* _Exercise goal_
An exact copy of every record is needed.

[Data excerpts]
-- Start --
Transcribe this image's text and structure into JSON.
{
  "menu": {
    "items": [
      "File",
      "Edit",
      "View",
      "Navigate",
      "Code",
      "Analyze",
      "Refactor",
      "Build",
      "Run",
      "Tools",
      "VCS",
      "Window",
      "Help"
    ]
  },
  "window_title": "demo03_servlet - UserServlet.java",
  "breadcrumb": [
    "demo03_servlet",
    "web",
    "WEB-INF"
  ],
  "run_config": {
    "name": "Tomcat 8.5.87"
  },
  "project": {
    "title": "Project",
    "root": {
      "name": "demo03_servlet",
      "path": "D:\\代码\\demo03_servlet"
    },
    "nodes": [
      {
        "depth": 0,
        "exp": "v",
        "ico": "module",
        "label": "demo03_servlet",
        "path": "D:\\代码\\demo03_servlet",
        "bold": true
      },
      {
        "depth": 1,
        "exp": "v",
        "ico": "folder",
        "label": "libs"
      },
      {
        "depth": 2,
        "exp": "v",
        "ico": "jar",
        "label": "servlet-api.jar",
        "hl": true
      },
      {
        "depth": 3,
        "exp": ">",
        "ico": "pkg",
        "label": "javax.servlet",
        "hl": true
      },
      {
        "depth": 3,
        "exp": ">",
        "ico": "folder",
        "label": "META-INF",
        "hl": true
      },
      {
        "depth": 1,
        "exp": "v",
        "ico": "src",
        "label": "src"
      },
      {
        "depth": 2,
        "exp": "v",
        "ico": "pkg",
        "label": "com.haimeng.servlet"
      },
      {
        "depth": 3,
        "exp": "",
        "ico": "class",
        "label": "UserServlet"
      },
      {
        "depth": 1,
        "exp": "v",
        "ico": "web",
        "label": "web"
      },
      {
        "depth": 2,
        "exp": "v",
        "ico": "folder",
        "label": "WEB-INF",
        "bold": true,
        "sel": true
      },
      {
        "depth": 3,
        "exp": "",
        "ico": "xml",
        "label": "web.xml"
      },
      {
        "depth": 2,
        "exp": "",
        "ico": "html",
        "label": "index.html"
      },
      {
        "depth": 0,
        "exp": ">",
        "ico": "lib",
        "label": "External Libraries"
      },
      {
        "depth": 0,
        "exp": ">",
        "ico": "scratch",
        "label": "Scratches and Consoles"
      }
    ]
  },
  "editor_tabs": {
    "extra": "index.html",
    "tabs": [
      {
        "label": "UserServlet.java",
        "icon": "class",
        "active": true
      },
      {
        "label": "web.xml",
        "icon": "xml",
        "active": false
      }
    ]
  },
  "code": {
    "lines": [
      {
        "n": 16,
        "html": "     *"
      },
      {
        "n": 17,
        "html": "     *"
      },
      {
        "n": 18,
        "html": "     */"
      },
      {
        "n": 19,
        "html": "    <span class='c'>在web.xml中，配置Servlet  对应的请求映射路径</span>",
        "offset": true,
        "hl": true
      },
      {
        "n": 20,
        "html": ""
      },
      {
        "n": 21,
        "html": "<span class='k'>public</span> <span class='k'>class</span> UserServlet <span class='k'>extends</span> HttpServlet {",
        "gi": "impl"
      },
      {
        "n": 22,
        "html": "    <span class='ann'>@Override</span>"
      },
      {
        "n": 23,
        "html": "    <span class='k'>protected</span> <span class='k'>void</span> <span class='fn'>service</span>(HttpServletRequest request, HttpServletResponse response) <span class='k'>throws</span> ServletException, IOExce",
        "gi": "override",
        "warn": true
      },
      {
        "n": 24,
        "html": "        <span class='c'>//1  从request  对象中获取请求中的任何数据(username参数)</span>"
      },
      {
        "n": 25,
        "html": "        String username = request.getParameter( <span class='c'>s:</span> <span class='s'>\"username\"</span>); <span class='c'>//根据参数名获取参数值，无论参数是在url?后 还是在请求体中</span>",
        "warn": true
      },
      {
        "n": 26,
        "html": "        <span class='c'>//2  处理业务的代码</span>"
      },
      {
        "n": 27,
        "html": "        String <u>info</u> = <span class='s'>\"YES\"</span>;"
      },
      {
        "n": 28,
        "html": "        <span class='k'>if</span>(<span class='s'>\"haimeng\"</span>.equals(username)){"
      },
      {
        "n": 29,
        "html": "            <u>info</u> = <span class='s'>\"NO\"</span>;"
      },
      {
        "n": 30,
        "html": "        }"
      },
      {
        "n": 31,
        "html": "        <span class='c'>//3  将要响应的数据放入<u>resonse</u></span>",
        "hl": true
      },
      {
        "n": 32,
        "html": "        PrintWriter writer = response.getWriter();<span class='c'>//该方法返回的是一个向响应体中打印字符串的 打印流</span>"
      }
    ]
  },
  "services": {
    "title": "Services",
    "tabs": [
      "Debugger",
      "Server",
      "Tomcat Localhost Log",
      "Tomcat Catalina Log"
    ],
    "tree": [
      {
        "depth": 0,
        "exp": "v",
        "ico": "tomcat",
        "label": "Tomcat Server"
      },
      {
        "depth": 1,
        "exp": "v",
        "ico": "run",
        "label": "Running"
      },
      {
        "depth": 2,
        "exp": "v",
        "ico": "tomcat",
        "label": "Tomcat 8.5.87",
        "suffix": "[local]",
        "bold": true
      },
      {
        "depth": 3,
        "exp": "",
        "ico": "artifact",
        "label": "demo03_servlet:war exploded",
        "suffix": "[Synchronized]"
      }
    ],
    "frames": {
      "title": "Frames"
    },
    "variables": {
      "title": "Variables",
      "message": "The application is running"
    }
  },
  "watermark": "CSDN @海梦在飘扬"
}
-- End --
* _Result for this task_
Transcribe this image's text and structure into JSON.
{
  "menu": {
    "items": [
      "File",
      "Edit",
      "View",
      "Navigate",
      "Code",
      "Analyze",
      "Refactor",
      "Build",
      "Run",
      "Tools",
      "VCS",
      "Window",
      "Help"
    ]
  },
  "window_title": "demo03_servlet - UserServlet.java",
  "breadcrumb": [
    "demo03_servlet",
    "web",
    "WEB-INF"
  ],
  "run_config": {
    "name": "Tomcat 8.5.87"
  },
  "project": {
    "title": "Project",
    "root": {
      "name": "demo03_servlet",
      "path": "D:\\代码\\demo03_servlet"
    },
    "nodes": [
      {
        "depth": 0,
        "exp": "v",
        "ico": "module",
        "label": "demo03_servlet",
        "path": "D:\\代码\\demo03_servlet",
        "bold": true
      },
      {
        "depth": 1,
        "exp": "v",
        "ico": "folder",
        "label": "libs"
      },
      {
        "depth": 2,
        "exp": "v",
        "ico": "jar",
        "label": "servlet-api.jar",
        "hl": true
      },
      {
        "depth": 3,
        "exp": ">",
        "ico": "pkg",
        "label": "javax.servlet",
        "hl": true
      },
      {
        "depth": 3,
        "exp": ">",
        "ico": "folder",
        "label": "META-INF",
        "hl": true
      },
      {
        "depth": 1,
        "exp": "v",
        "ico": "src",
        "label": "src"
      },
      {
        "depth": 2,
        "exp": "v",
        "ico": "pkg",
        "label": "com.haimeng.servlet"
      },
      {
        "depth": 3,
        "exp": "",
        "ico": "class",
        "label": "UserServlet"
      },
      {
        "depth": 1,
        "exp": "v",
        "ico": "web",
        "label": "web"
      },
      {
        "depth": 2,
        "exp": "v",
        "ico": "folder",
        "label": "WEB-INF",
        "bold": true,
        "sel": true
      },
      {
        "depth": 3,
        "exp": "",
        "ico": "xml",
        "label": "web.xml"
      },
      {
        "depth": 2,
        "exp": "",
        "ico": "html",
        "label": "index.html"
      },
      {
        "depth": 0,
        "exp": ">",
        "ico": "lib",
        "label": "External Libraries"
      },
      {
        "depth": 0,
        "exp": ">",
        "ico": "scratch",
        "label": "Scratches and Consoles"
      }
    ]
  },
  "editor_tabs": {
    "extra": "index.html",
    "tabs": [
      {
        "label": "UserServlet.java",
        "icon": "class",
        "active": true
      },
      {
        "label": "web.xml",
        "icon": "xml",
        "active": false
      }
    ]
  },
  "code": {
    "lines": [
      {
        "n": 16,
        "html": "     *"
      },
      {
        "n": 17,
        "html": "     *"
      },
      {
        "n": 18,
        "html": "     */"
      },
      {
        "n": 19,
        "html": "    <span class='c'>在web.xml中，配置Servlet  对应的请求映射路径</span>",
        "offset": true,
        "hl": true
      },
      {
        "n": 20,
        "html": ""
      },
      {
        "n": 21,
        "html": "<span class='k'>public</span> <span class='k'>class</span> UserServlet <span class='k'>extends</span> HttpServlet {",
        "gi": "impl"
      },
      {
        "n": 22,
        "html": "    <span class='ann'>@Override</span>"
      },
      {
        "n": 23,
        "html": "    <span class='k'>protected</span> <span class='k'>void</span> <span class='fn'>service</span>(HttpServletRequest request, HttpServletResponse response) <span class='k'>throws</span> ServletException, IOExce",
        "gi": "override",
        "warn": true
      },
      {
        "n": 24,
        "html": "        <span class='c'>//1  从request  对象中获取请求中的任何数据(username参数)</span>"
      },
      {
        "n": 25,
        "html": "        String username = request.getParameter( <span class='c'>s:</span> <span class='s'>\"username\"</span>); <span class='c'>//根据参数名获取参数值，无论参数是在url?后 还是在请求体中</span>",
        "warn": true
      },
      {
        "n": 26,
        "html": "        <span class='c'>//2  处理业务的代码</span>"
      },
      {
        "n": 27,
        "html": "        String <u>info</u> = <span class='s'>\"YES\"</span>;"
      },
      {
        "n": 28,
        "html": "        <span class='k'>if</span>(<span class='s'>\"haimeng\"</span>.equals(username)){"
      },
      {
        "n": 29,
        "html": "            <u>info</u> = <span class='s'>\"NO\"</span>;"
      },
      {
        "n": 30,
        "html": "        }"
      },
      {
        "n": 31,
        "html": "        <span class='c'>//3  将要响应的数据放入<u>resonse</u></span>",
        "hl": true
      },
      {
        "n": 32,
        "html": "        PrintWriter writer = response.getWriter();<span class='c'>//该方法返回的是一个向响应体中打印字符串的 打印流</span>"
      }
    ]
  },
  "services": {
    "title": "Services",
    "tabs": [
      "Debugger",
      "Server",
      "Tomcat Localhost Log",
      "Tomcat Catalina Log"
    ],
    "tree": [
      {
        "depth": 0,
        "exp": "v",
        "ico": "tomcat",
        "label": "Tomcat Server"
      },
      {
        "depth": 1,
        "exp": "v",
        "ico": "run",
        "label": "Running"
      },
      {
        "depth": 2,
        "exp": "v",
        "ico": "tomcat",
        "label": "Tomcat 8.5.87",
        "suffix": "[local]",
        "bold": true
      },
      {
        "depth": 3,
        "exp": "",
        "ico": "artifact",
        "label": "demo03_servlet:war exploded",
        "suffix": "[Synchronized]"
      }
    ],
    "frames": {
      "title": "Frames"
    },
    "variables": {
      "title": "Variables",
      "message": "The application is running"
    }
  },
  "watermark": "CSDN @海梦在飘扬"
}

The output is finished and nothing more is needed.